**Task brief:**
Using the listing below, please gather every line containing the word "rank".

*-*-*

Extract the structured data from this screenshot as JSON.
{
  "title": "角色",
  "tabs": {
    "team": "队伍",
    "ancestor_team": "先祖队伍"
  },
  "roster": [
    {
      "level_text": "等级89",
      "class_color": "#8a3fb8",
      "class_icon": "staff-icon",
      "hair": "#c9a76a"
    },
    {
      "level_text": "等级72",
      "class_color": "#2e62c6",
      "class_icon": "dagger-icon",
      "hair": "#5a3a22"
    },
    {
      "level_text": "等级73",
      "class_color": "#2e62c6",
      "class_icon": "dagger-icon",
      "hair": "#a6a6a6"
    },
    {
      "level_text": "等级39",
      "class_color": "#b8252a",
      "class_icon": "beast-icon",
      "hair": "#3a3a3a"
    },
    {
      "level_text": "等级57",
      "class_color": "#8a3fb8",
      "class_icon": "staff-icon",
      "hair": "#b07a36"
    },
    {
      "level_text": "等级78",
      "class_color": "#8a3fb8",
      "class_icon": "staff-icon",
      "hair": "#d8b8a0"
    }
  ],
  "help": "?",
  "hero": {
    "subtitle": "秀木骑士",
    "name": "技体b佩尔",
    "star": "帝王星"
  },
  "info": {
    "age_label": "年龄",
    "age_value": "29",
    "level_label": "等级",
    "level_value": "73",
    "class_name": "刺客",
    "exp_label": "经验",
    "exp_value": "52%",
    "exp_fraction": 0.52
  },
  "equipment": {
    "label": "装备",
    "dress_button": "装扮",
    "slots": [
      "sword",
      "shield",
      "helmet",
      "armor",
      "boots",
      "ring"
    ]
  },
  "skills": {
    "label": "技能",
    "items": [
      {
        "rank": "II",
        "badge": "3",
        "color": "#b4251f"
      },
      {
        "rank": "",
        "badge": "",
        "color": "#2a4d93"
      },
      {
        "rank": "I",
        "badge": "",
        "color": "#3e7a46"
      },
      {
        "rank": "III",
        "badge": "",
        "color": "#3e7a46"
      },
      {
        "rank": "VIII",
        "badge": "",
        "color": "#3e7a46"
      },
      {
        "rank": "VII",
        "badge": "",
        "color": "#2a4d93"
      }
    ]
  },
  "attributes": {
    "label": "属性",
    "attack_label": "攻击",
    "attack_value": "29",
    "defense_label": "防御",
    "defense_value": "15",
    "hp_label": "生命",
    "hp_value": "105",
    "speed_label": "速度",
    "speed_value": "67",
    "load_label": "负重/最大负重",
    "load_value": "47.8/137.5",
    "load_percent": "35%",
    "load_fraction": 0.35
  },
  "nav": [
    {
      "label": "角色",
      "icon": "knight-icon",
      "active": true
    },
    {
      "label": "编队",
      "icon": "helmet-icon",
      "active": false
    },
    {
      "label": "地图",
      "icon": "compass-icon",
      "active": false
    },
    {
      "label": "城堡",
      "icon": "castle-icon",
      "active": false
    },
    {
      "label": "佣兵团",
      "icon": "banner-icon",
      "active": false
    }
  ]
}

*-*-*

**Result of this exercise:**
        "rank": "II",
        "rank": "",
        "rank": "I",
        "rank": "III",
        "rank": "VIII",
        "rank": "VII",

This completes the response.